▶ _Given request_
Can you pull out each line of the data below that includes the word "Размер"?

● ● ● ●

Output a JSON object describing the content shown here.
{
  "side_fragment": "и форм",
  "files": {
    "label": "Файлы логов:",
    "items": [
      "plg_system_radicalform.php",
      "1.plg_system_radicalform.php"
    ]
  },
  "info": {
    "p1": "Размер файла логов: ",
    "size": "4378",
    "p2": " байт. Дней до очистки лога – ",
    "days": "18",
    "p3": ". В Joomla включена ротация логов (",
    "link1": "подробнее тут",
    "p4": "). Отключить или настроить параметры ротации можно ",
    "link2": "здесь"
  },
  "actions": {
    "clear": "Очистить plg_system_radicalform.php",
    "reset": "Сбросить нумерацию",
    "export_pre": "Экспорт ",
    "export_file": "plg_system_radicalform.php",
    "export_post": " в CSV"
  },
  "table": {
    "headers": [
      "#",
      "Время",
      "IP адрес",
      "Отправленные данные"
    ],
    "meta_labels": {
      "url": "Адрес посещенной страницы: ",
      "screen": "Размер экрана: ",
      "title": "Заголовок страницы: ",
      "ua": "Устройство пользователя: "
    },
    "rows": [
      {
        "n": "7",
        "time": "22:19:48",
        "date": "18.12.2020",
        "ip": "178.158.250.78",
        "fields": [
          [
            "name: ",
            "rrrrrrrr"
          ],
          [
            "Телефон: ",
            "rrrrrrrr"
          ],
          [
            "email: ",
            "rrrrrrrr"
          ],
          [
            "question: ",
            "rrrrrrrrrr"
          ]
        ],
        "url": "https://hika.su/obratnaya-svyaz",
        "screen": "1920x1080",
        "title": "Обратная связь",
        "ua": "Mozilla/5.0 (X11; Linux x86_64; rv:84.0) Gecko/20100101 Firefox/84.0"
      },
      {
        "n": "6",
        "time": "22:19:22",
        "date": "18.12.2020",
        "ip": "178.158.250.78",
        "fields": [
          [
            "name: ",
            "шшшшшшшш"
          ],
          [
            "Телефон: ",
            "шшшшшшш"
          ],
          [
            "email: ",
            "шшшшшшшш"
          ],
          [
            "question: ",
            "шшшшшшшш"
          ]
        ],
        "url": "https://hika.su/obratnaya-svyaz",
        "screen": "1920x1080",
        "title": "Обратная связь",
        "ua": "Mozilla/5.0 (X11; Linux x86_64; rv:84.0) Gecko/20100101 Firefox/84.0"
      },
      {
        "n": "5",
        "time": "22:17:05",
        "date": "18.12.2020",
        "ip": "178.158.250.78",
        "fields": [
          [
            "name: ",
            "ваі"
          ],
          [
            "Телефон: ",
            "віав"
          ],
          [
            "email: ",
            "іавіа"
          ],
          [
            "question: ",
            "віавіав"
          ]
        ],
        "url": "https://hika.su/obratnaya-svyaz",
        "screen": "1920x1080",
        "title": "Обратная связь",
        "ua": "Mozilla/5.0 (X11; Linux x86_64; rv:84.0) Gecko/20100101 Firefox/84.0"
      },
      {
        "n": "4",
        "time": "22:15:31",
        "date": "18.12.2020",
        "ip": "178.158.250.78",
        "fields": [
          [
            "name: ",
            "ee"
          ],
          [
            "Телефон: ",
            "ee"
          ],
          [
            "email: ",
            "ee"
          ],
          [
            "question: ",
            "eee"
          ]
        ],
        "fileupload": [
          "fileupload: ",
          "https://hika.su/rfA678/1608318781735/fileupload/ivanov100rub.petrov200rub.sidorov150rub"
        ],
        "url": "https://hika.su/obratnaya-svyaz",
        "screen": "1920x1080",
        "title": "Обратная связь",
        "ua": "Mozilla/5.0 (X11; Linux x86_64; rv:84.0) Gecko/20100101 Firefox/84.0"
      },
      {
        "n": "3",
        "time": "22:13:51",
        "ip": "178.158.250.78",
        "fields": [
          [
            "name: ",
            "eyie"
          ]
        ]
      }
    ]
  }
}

● ● ● ●

▶ _Solution for this exercise_
    "p1": "Размер файла логов: ",
      "screen": "Размер экрана: ",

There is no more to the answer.